## start Records for processing

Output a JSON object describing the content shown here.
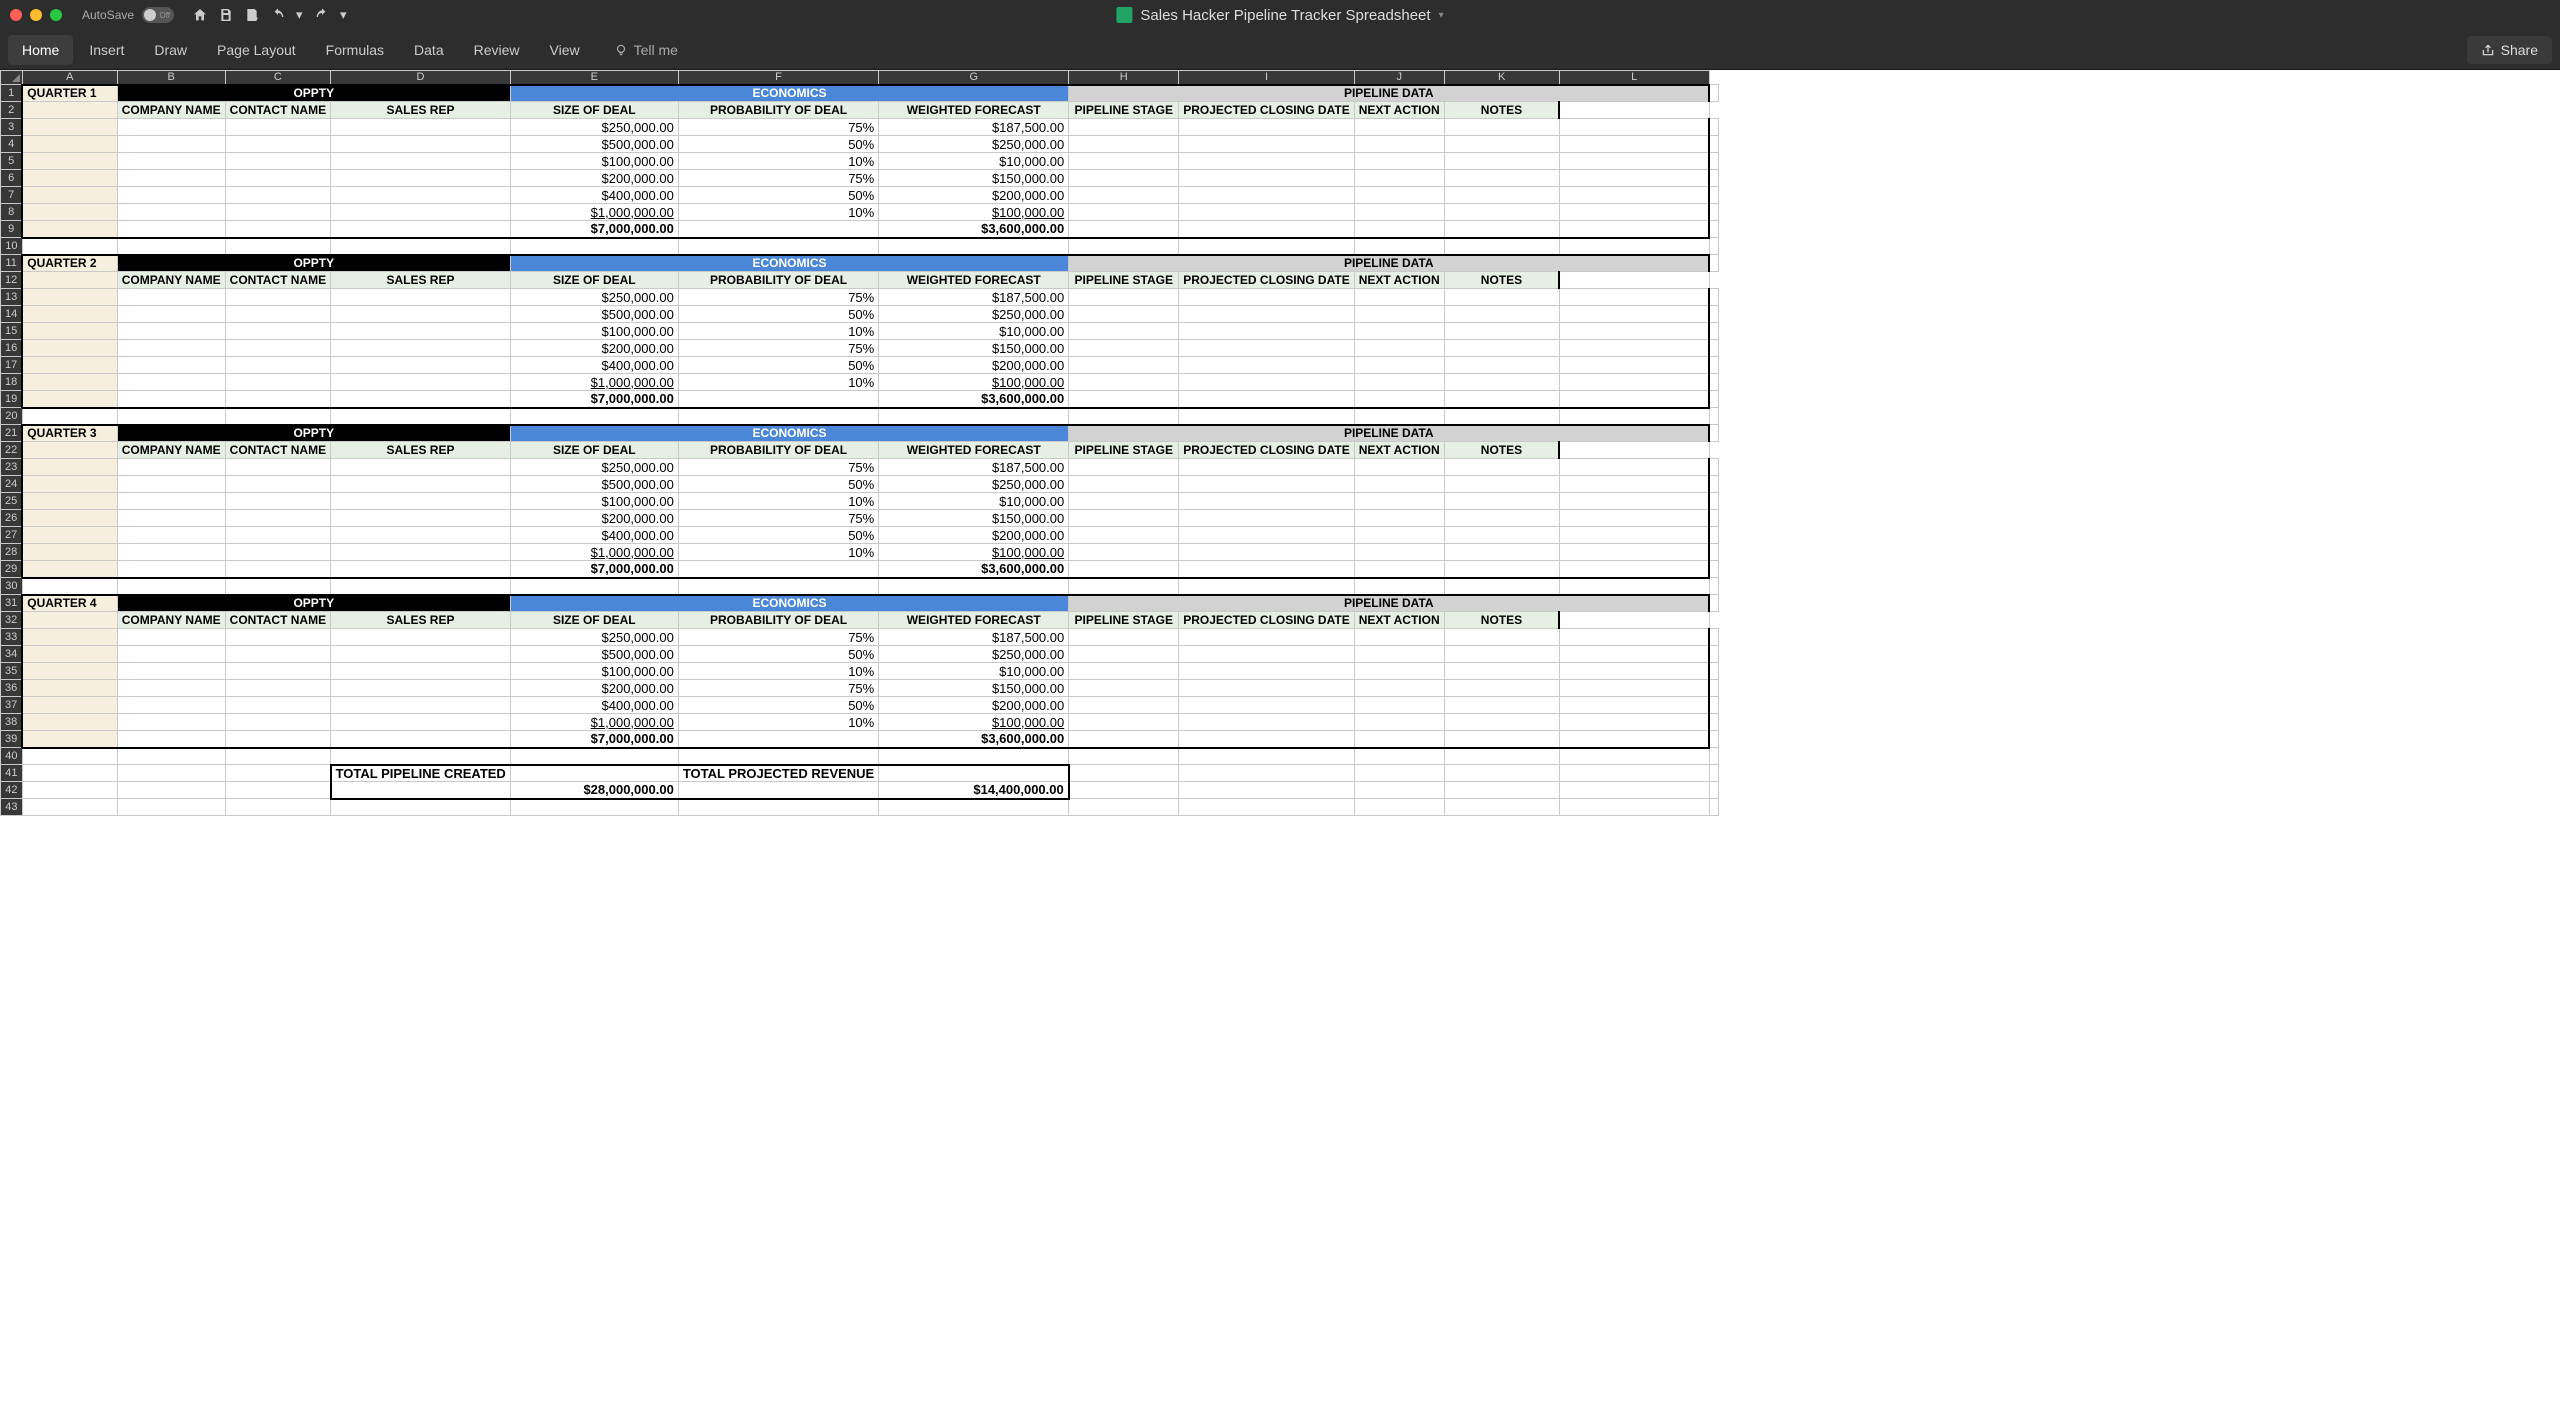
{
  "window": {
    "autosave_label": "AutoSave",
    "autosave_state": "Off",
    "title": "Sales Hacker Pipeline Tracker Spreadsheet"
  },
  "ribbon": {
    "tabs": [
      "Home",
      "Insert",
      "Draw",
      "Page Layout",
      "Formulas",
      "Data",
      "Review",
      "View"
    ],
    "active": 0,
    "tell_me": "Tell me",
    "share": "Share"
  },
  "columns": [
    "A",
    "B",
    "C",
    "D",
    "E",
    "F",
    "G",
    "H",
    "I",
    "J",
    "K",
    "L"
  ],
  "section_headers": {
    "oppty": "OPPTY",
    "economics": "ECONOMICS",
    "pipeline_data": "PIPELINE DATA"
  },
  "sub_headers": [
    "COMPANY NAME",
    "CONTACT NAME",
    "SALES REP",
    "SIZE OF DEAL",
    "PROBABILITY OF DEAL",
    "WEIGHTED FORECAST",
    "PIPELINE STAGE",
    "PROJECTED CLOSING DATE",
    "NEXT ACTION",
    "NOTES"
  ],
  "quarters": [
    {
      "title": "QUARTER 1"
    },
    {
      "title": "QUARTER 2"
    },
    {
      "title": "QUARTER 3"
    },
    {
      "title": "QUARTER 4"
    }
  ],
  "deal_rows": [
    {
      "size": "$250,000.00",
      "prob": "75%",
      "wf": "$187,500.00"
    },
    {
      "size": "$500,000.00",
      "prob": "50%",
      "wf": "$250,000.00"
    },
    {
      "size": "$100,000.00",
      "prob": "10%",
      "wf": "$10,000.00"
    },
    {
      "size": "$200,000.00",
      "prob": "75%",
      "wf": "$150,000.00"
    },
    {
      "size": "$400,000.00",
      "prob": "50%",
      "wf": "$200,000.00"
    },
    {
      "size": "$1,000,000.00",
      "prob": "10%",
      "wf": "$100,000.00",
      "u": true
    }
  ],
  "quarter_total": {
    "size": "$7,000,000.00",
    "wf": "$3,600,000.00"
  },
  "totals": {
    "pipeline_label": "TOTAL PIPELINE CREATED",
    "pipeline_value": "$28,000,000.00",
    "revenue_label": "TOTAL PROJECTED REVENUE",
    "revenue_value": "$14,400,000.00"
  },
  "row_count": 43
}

## end Records for processing

Show all lines in the entries above where the string "title" appears.

Answer below:
    "title": "Sales Hacker Pipeline Tracker Spreadsheet"
      "title": "QUARTER 1"
      "title": "QUARTER 2"
      "title": "QUARTER 3"
      "title": "QUARTER 4"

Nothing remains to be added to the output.